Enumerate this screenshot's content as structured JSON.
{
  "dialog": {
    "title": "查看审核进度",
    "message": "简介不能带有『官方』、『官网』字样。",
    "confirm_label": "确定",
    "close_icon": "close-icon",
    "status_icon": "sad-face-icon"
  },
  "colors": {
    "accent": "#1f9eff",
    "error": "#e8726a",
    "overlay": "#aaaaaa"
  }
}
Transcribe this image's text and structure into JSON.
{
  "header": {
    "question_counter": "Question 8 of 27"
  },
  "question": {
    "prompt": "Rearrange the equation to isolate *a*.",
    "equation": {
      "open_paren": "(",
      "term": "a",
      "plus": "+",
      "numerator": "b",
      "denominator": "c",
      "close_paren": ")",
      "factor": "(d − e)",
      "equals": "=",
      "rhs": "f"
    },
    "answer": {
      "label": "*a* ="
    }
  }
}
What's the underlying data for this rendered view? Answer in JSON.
...
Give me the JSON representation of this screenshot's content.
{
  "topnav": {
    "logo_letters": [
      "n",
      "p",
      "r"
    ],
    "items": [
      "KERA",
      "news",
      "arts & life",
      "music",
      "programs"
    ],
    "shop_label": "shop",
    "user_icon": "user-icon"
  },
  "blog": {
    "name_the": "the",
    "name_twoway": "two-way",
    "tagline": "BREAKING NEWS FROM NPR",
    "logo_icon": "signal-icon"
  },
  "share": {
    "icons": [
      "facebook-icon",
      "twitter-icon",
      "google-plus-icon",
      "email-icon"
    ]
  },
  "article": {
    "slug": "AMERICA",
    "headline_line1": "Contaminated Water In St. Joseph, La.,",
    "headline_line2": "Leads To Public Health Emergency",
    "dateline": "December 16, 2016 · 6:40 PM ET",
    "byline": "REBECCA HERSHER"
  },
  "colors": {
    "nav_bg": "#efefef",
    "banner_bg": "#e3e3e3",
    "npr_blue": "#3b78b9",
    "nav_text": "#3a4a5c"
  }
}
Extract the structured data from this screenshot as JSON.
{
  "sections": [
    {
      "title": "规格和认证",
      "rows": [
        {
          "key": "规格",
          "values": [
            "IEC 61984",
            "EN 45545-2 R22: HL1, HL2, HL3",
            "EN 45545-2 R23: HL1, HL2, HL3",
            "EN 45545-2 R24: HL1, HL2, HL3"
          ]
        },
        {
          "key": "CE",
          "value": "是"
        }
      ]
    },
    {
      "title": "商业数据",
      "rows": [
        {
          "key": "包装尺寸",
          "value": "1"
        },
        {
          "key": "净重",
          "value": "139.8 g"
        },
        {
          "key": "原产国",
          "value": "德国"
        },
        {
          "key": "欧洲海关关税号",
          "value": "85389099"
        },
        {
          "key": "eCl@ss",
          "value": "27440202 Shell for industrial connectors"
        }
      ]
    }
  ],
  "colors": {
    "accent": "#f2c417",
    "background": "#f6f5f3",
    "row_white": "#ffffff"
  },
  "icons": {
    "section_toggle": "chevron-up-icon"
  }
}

_Stated problem_
Only the lines from the one bearing "Enumerate this screenshot's" through the one bearing "What's the underlying" should be repeated, exactly as given.

_Solution to the problem_
Enumerate this screenshot's content as structured JSON.
{
  "dialog": {
    "title": "查看审核进度",
    "message": "简介不能带有『官方』、『官网』字样。",
    "confirm_label": "确定",
    "close_icon": "close-icon",
    "status_icon": "sad-face-icon"
  },
  "colors": {
    "accent": "#1f9eff",
    "error": "#e8726a",
    "overlay": "#aaaaaa"
  }
}
Transcribe this image's text and structure into JSON.
{
  "header": {
    "question_counter": "Question 8 of 27"
  },
  "question": {
    "prompt": "Rearrange the equation to isolate *a*.",
    "equation": {
      "open_paren": "(",
      "term": "a",
      "plus": "+",
      "numerator": "b",
      "denominator": "c",
      "close_paren": ")",
      "factor": "(d − e)",
      "equals": "=",
      "rhs": "f"
    },
    "answer": {
      "label": "*a* ="
    }
  }
}
What's the underlying data for this rendered view? Answer in JSON.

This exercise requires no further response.